### Short task:
Work out the number of lines with the word "waveform" in the material below, then reply with that number only.

###

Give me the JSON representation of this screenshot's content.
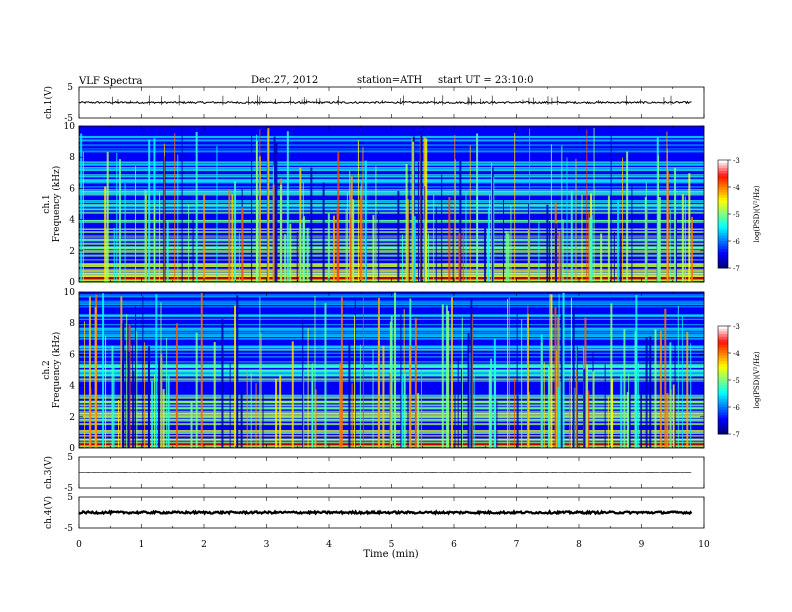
{
  "header": {
    "title": "VLF  Spectra",
    "date": "Dec.27, 2012",
    "station": "station=ATH",
    "start": "start  UT  =   23:10:0"
  },
  "colors": {
    "frame": "#000000",
    "spectrogram_low": "#00007a",
    "spectrogram_mid": "#00c8ff",
    "spectrogram_high": "#ffff00",
    "spectrogram_peak": "#ff0000",
    "colorbar_top": "#ffffff"
  },
  "chart_data": [
    {
      "type": "line",
      "panel": "ch1-waveform",
      "ylabel": "ch.1(V)",
      "ylim": [
        -5,
        5
      ],
      "yticks": [
        "5",
        "-5"
      ],
      "xlim": [
        0,
        10
      ],
      "baseline": 0.0,
      "noise": 0.3,
      "x_end": 9.8
    },
    {
      "type": "heatmap",
      "panel": "ch1-spectrogram",
      "ylabel_top": "ch.1",
      "ylabel": "Frequency  (kHz)",
      "ylim": [
        0,
        10
      ],
      "yticks": [
        "0",
        "2",
        "4",
        "6",
        "8",
        "10"
      ],
      "xlim": [
        0,
        10
      ],
      "colorbar": {
        "label": "log(PSD)(V²/Hz)",
        "range": [
          -7,
          -3
        ],
        "ticks": [
          "-3",
          "-4",
          "-5",
          "-6",
          "-7"
        ]
      }
    },
    {
      "type": "heatmap",
      "panel": "ch2-spectrogram",
      "ylabel_top": "ch.2",
      "ylabel": "Frequency  (kHz)",
      "ylim": [
        0,
        10
      ],
      "yticks": [
        "0",
        "2",
        "4",
        "6",
        "8",
        "10"
      ],
      "xlim": [
        0,
        10
      ],
      "colorbar": {
        "label": "log(PSD)(V²/Hz)",
        "range": [
          -7,
          -3
        ],
        "ticks": [
          "-3",
          "-4",
          "-5",
          "-6",
          "-7"
        ]
      }
    },
    {
      "type": "line",
      "panel": "ch3-waveform",
      "ylabel": "ch.3(V)",
      "ylim": [
        -5,
        5
      ],
      "yticks": [
        "5",
        "-5"
      ],
      "xlim": [
        0,
        10
      ],
      "baseline": 0.0,
      "noise": 0.05,
      "x_end": 9.8
    },
    {
      "type": "line",
      "panel": "ch4-waveform",
      "ylabel": "ch.4(V)",
      "ylim": [
        -5,
        5
      ],
      "yticks": [
        "5",
        "-5"
      ],
      "xlim": [
        0,
        10
      ],
      "baseline": 0.0,
      "noise": 0.35,
      "x_end": 9.8
    }
  ],
  "x_axis": {
    "label": "Time  (min)",
    "range": [
      0,
      10
    ],
    "ticks": [
      "0",
      "1",
      "2",
      "3",
      "4",
      "5",
      "6",
      "7",
      "8",
      "9",
      "10"
    ]
  }
}
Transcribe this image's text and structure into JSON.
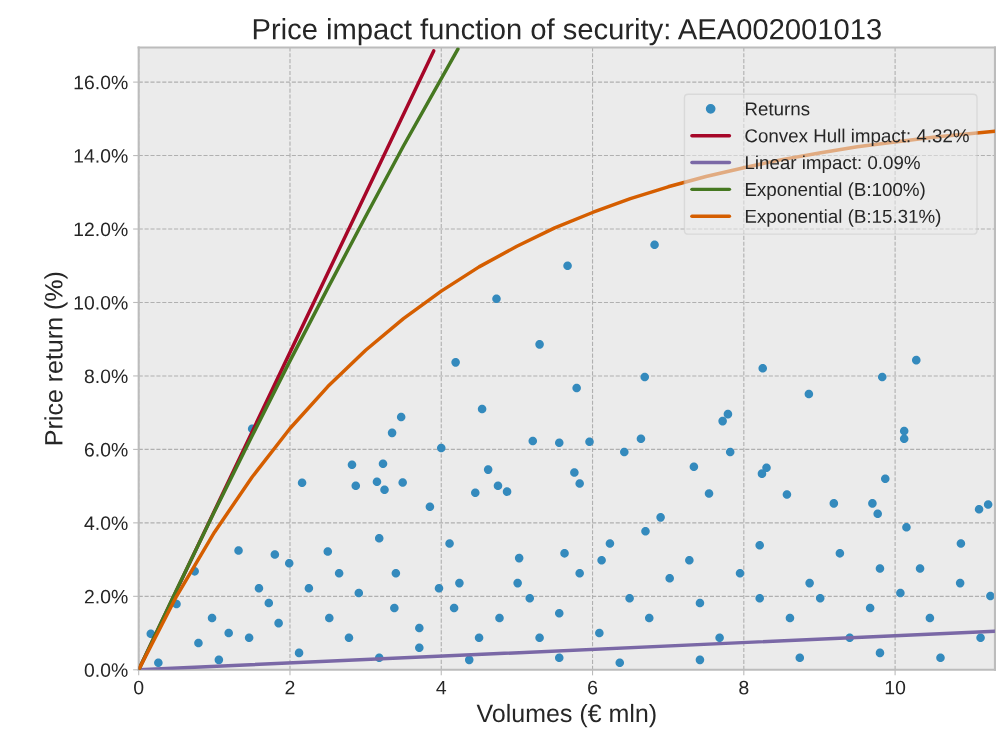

###

### Solution to this exercise:
3